- [Excerpted data]
^^^^

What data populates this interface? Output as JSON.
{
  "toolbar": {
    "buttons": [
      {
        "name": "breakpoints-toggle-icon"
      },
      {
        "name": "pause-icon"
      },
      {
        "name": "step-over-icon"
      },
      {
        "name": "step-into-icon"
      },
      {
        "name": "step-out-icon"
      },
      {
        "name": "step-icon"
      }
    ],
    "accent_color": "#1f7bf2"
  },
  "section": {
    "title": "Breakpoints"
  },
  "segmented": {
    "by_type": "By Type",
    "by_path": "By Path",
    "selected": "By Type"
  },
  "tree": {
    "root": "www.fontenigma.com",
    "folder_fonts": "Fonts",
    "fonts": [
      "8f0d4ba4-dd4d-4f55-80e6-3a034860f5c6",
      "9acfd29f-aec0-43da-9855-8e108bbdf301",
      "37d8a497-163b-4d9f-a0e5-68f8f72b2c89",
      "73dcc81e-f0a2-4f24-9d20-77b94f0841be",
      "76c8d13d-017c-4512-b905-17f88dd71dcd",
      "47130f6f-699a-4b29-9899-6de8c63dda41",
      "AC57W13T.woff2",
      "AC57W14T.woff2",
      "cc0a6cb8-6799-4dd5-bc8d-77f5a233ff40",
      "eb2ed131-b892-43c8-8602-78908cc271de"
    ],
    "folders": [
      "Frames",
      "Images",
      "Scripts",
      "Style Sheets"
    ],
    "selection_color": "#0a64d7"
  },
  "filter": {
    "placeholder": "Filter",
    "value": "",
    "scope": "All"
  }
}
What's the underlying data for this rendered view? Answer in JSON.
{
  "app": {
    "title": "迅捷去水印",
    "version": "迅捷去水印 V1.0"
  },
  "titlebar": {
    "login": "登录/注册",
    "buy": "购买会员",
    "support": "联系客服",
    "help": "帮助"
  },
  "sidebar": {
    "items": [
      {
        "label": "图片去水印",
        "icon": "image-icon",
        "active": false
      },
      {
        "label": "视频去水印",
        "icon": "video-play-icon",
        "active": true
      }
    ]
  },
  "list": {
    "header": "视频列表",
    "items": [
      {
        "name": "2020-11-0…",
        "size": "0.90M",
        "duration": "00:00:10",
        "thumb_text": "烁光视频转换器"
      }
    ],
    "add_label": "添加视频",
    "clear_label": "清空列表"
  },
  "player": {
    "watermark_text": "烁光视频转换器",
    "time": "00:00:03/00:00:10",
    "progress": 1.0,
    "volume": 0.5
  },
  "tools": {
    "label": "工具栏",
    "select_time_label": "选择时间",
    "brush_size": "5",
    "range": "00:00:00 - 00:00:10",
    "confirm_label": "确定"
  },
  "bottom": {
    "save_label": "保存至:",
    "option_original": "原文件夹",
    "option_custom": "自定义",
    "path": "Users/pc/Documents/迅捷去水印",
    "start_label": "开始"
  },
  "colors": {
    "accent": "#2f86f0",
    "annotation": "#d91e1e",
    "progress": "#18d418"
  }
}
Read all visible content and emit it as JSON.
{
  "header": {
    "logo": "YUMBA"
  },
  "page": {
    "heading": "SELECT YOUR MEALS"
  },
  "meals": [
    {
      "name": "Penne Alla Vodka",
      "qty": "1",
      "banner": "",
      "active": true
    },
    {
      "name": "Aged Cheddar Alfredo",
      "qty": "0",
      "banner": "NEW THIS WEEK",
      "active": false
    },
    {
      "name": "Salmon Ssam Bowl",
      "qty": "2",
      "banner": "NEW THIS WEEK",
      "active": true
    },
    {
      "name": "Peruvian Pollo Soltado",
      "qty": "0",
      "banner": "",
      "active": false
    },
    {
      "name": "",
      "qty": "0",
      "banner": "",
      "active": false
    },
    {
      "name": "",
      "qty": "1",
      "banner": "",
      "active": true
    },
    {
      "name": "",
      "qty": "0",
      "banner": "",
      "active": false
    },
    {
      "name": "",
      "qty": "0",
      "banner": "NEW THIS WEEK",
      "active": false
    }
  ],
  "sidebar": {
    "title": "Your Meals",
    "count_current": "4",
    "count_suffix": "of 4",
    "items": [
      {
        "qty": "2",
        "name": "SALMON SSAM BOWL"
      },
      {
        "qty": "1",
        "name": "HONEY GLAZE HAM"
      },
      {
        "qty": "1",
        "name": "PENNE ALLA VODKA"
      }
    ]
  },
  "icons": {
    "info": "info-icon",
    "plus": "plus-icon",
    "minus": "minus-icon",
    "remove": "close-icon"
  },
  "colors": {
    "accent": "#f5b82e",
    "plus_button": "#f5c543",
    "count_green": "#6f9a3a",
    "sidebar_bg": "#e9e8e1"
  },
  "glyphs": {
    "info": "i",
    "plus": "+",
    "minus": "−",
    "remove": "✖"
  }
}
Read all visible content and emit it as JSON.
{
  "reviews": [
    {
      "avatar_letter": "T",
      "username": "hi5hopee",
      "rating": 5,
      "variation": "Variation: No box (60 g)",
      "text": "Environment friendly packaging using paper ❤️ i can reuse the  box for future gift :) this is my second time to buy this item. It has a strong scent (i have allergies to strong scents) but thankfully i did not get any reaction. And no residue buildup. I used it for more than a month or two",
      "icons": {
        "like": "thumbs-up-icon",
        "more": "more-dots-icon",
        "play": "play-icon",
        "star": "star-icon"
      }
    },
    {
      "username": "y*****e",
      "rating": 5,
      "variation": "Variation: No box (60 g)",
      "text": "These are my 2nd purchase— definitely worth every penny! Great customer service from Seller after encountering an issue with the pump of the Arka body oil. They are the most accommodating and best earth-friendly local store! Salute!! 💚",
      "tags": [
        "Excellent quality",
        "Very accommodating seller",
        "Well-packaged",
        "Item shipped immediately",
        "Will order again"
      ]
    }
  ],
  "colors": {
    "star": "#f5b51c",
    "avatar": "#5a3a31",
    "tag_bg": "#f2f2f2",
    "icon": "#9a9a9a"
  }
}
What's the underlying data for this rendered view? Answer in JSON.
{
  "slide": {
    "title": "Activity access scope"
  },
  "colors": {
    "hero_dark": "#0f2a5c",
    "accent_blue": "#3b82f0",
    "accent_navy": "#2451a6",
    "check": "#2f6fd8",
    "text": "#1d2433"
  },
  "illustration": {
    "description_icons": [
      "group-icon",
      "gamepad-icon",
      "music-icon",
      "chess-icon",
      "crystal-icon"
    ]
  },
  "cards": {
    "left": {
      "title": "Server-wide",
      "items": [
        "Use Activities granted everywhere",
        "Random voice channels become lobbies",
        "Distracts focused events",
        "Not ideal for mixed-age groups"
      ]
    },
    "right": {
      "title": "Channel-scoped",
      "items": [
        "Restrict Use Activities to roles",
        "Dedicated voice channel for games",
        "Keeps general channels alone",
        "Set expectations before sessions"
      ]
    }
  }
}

^^^^

- [Given request]
Return every entry verbatim.

- [Solution to the problem]
What data populates this interface? Output as JSON.
{
  "toolbar": {
    "buttons": [
      {
        "name": "breakpoints-toggle-icon"
      },
      {
        "name": "pause-icon"
      },
      {
        "name": "step-over-icon"
      },
      {
        "name": "step-into-icon"
      },
      {
        "name": "step-out-icon"
      },
      {
        "name": "step-icon"
      }
    ],
    "accent_color": "#1f7bf2"
  },
  "section": {
    "title": "Breakpoints"
  },
  "segmented": {
    "by_type": "By Type",
    "by_path": "By Path",
    "selected": "By Type"
  },
  "tree": {
    "root": "www.fontenigma.com",
    "folder_fonts": "Fonts",
    "fonts": [
      "8f0d4ba4-dd4d-4f55-80e6-3a034860f5c6",
      "9acfd29f-aec0-43da-9855-8e108bbdf301",
      "37d8a497-163b-4d9f-a0e5-68f8f72b2c89",
      "73dcc81e-f0a2-4f24-9d20-77b94f0841be",
      "76c8d13d-017c-4512-b905-17f88dd71dcd",
      "47130f6f-699a-4b29-9899-6de8c63dda41",
      "AC57W13T.woff2",
      "AC57W14T.woff2",
      "cc0a6cb8-6799-4dd5-bc8d-77f5a233ff40",
      "eb2ed131-b892-43c8-8602-78908cc271de"
    ],
    "folders": [
      "Frames",
      "Images",
      "Scripts",
      "Style Sheets"
    ],
    "selection_color": "#0a64d7"
  },
  "filter": {
    "placeholder": "Filter",
    "value": "",
    "scope": "All"
  }
}
What's the underlying data for this rendered view? Answer in JSON.
{
  "app": {
    "title": "迅捷去水印",
    "version": "迅捷去水印 V1.0"
  },
  "titlebar": {
    "login": "登录/注册",
    "buy": "购买会员",
    "support": "联系客服",
    "help": "帮助"
  },
  "sidebar": {
    "items": [
      {
        "label": "图片去水印",
        "icon": "image-icon",
        "active": false
      },
      {
        "label": "视频去水印",
        "icon": "video-play-icon",
        "active": true
      }
    ]
  },
  "list": {
    "header": "视频列表",
    "items": [
      {
        "name": "2020-11-0…",
        "size": "0.90M",
        "duration": "00:00:10",
        "thumb_text": "烁光视频转换器"
      }
    ],
    "add_label": "添加视频",
    "clear_label": "清空列表"
  },
  "player": {
    "watermark_text": "烁光视频转换器",
    "time": "00:00:03/00:00:10",
    "progress": 1.0,
    "volume": 0.5
  },
  "tools": {
    "label": "工具栏",
    "select_time_label": "选择时间",
    "brush_size": "5",
    "range": "00:00:00 - 00:00:10",
    "confirm_label": "确定"
  },
  "bottom": {
    "save_label": "保存至:",
    "option_original": "原文件夹",
    "option_custom": "自定义",
    "path": "Users/pc/Documents/迅捷去水印",
    "start_label": "开始"
  },
  "colors": {
    "accent": "#2f86f0",
    "annotation": "#d91e1e",
    "progress": "#18d418"
  }
}
Read all visible content and emit it as JSON.
{
  "header": {
    "logo": "YUMBA"
  },
  "page": {
    "heading": "SELECT YOUR MEALS"
  },
  "meals": [
    {
      "name": "Penne Alla Vodka",
      "qty": "1",
      "banner": "",
      "active": true
    },
    {
      "name": "Aged Cheddar Alfredo",
      "qty": "0",
      "banner": "NEW THIS WEEK",
      "active": false
    },
    {
      "name": "Salmon Ssam Bowl",
      "qty": "2",
      "banner": "NEW THIS WEEK",
      "active": true
    },
    {
      "name": "Peruvian Pollo Soltado",
      "qty": "0",
      "banner": "",
      "active": false
    },
    {
      "name": "",
      "qty": "0",
      "banner": "",
      "active": false
    },
    {
      "name": "",
      "qty": "1",
      "banner": "",
      "active": true
    },
    {
      "name": "",
      "qty": "0",
      "banner": "",
      "active": false
    },
    {
      "name": "",
      "qty": "0",
      "banner": "NEW THIS WEEK",
      "active": false
    }
  ],
  "sidebar": {
    "title": "Your Meals",
    "count_current": "4",
    "count_suffix": "of 4",
    "items": [
      {
        "qty": "2",
        "name": "SALMON SSAM BOWL"
      },
      {
        "qty": "1",
        "name": "HONEY GLAZE HAM"
      },
      {
        "qty": "1",
        "name": "PENNE ALLA VODKA"
      }
    ]
  },
  "icons": {
    "info": "info-icon",
    "plus": "plus-icon",
    "minus": "minus-icon",
    "remove": "close-icon"
  },
  "colors": {
    "accent": "#f5b82e",
    "plus_button": "#f5c543",
    "count_green": "#6f9a3a",
    "sidebar_bg": "#e9e8e1"
  },
  "glyphs": {
    "info": "i",
    "plus": "+",
    "minus": "−",
    "remove": "✖"
  }
}
Read all visible content and emit it as JSON.
{
  "reviews": [
    {
      "avatar_letter": "T",
      "username": "hi5hopee",
      "rating": 5,
      "variation": "Variation: No box (60 g)",
      "text": "Environment friendly packaging using paper ❤️ i can reuse the  box for future gift :) this is my second time to buy this item. It has a strong scent (i have allergies to strong scents) but thankfully i did not get any reaction. And no residue buildup. I used it for more than a month or two",
      "icons": {
        "like": "thumbs-up-icon",
        "more": "more-dots-icon",
        "play": "play-icon",
        "star": "star-icon"
      }
    },
    {
      "username": "y*****e",
      "rating": 5,
      "variation": "Variation: No box (60 g)",
      "text": "These are my 2nd purchase— definitely worth every penny! Great customer service from Seller after encountering an issue with the pump of the Arka body oil. They are the most accommodating and best earth-friendly local store! Salute!! 💚",
      "tags": [
        "Excellent quality",
        "Very accommodating seller",
        "Well-packaged",
        "Item shipped immediately",
        "Will order again"
      ]
    }
  ],
  "colors": {
    "star": "#f5b51c",
    "avatar": "#5a3a31",
    "tag_bg": "#f2f2f2",
    "icon": "#9a9a9a"
  }
}
What's the underlying data for this rendered view? Answer in JSON.
{
  "slide": {
    "title": "Activity access scope"
  },
  "colors": {
    "hero_dark": "#0f2a5c",
    "accent_blue": "#3b82f0",
    "accent_navy": "#2451a6",
    "check": "#2f6fd8",
    "text": "#1d2433"
  },
  "illustration": {
    "description_icons": [
      "group-icon",
      "gamepad-icon",
      "music-icon",
      "chess-icon",
      "crystal-icon"
    ]
  },
  "cards": {
    "left": {
      "title": "Server-wide",
      "items": [
        "Use Activities granted everywhere",
        "Random voice channels become lobbies",
        "Distracts focused events",
        "Not ideal for mixed-age groups"
      ]
    },
    "right": {
      "title": "Channel-scoped",
      "items": [
        "Restrict Use Activities to roles",
        "Dedicated voice channel for games",
        "Keeps general channels alone",
        "Set expectations before sessions"
      ]
    }
  }
}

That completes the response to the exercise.